Data items:
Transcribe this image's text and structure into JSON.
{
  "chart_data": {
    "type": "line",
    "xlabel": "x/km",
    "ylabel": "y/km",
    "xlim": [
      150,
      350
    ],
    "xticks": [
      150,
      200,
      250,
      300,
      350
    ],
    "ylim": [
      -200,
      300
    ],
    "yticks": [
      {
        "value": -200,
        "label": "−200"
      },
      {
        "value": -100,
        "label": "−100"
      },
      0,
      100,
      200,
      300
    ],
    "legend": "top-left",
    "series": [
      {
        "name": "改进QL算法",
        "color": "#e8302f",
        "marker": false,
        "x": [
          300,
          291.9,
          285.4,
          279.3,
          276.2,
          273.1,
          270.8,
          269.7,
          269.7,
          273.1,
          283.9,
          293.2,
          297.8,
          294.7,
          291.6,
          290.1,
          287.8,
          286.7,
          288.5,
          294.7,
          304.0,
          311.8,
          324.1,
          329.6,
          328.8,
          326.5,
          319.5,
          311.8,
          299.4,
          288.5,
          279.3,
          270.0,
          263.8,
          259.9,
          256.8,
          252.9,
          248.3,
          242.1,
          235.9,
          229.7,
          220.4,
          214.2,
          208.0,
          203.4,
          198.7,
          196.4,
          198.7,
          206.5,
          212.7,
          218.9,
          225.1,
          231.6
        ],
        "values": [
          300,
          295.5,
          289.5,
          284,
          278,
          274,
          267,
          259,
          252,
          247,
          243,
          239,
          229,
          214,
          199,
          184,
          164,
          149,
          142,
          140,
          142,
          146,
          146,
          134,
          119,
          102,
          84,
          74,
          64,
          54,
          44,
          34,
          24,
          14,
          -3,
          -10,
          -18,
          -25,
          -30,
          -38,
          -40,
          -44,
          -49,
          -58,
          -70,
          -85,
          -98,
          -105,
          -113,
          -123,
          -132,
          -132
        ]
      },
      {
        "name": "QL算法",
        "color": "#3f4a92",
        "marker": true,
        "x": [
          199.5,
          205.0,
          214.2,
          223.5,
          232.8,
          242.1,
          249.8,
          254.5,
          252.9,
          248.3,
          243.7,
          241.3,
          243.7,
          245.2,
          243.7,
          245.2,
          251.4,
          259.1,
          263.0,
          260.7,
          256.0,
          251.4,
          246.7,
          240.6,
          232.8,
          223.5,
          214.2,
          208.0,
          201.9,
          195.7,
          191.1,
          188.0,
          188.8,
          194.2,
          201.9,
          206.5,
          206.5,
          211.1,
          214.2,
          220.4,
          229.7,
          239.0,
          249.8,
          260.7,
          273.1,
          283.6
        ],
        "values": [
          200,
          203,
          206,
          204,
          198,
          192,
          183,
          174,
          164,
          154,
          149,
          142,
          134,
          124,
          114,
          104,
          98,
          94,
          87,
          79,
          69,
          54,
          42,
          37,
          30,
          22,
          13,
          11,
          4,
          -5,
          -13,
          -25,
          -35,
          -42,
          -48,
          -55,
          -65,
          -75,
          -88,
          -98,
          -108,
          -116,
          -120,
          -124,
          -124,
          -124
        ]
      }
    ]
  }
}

What the task asks: Restate the data above exactly, keeping each word as it stands.

Answer:
Transcribe this image's text and structure into JSON.
{
  "chart_data": {
    "type": "line",
    "xlabel": "x/km",
    "ylabel": "y/km",
    "xlim": [
      150,
      350
    ],
    "xticks": [
      150,
      200,
      250,
      300,
      350
    ],
    "ylim": [
      -200,
      300
    ],
    "yticks": [
      {
        "value": -200,
        "label": "−200"
      },
      {
        "value": -100,
        "label": "−100"
      },
      0,
      100,
      200,
      300
    ],
    "legend": "top-left",
    "series": [
      {
        "name": "改进QL算法",
        "color": "#e8302f",
        "marker": false,
        "x": [
          300,
          291.9,
          285.4,
          279.3,
          276.2,
          273.1,
          270.8,
          269.7,
          269.7,
          273.1,
          283.9,
          293.2,
          297.8,
          294.7,
          291.6,
          290.1,
          287.8,
          286.7,
          288.5,
          294.7,
          304.0,
          311.8,
          324.1,
          329.6,
          328.8,
          326.5,
          319.5,
          311.8,
          299.4,
          288.5,
          279.3,
          270.0,
          263.8,
          259.9,
          256.8,
          252.9,
          248.3,
          242.1,
          235.9,
          229.7,
          220.4,
          214.2,
          208.0,
          203.4,
          198.7,
          196.4,
          198.7,
          206.5,
          212.7,
          218.9,
          225.1,
          231.6
        ],
        "values": [
          300,
          295.5,
          289.5,
          284,
          278,
          274,
          267,
          259,
          252,
          247,
          243,
          239,
          229,
          214,
          199,
          184,
          164,
          149,
          142,
          140,
          142,
          146,
          146,
          134,
          119,
          102,
          84,
          74,
          64,
          54,
          44,
          34,
          24,
          14,
          -3,
          -10,
          -18,
          -25,
          -30,
          -38,
          -40,
          -44,
          -49,
          -58,
          -70,
          -85,
          -98,
          -105,
          -113,
          -123,
          -132,
          -132
        ]
      },
      {
        "name": "QL算法",
        "color": "#3f4a92",
        "marker": true,
        "x": [
          199.5,
          205.0,
          214.2,
          223.5,
          232.8,
          242.1,
          249.8,
          254.5,
          252.9,
          248.3,
          243.7,
          241.3,
          243.7,
          245.2,
          243.7,
          245.2,
          251.4,
          259.1,
          263.0,
          260.7,
          256.0,
          251.4,
          246.7,
          240.6,
          232.8,
          223.5,
          214.2,
          208.0,
          201.9,
          195.7,
          191.1,
          188.0,
          188.8,
          194.2,
          201.9,
          206.5,
          206.5,
          211.1,
          214.2,
          220.4,
          229.7,
          239.0,
          249.8,
          260.7,
          273.1,
          283.6
        ],
        "values": [
          200,
          203,
          206,
          204,
          198,
          192,
          183,
          174,
          164,
          154,
          149,
          142,
          134,
          124,
          114,
          104,
          98,
          94,
          87,
          79,
          69,
          54,
          42,
          37,
          30,
          22,
          13,
          11,
          4,
          -5,
          -13,
          -25,
          -35,
          -42,
          -48,
          -55,
          -65,
          -75,
          -88,
          -98,
          -108,
          -116,
          -120,
          -124,
          -124,
          -124
        ]
      }
    ]
  }
}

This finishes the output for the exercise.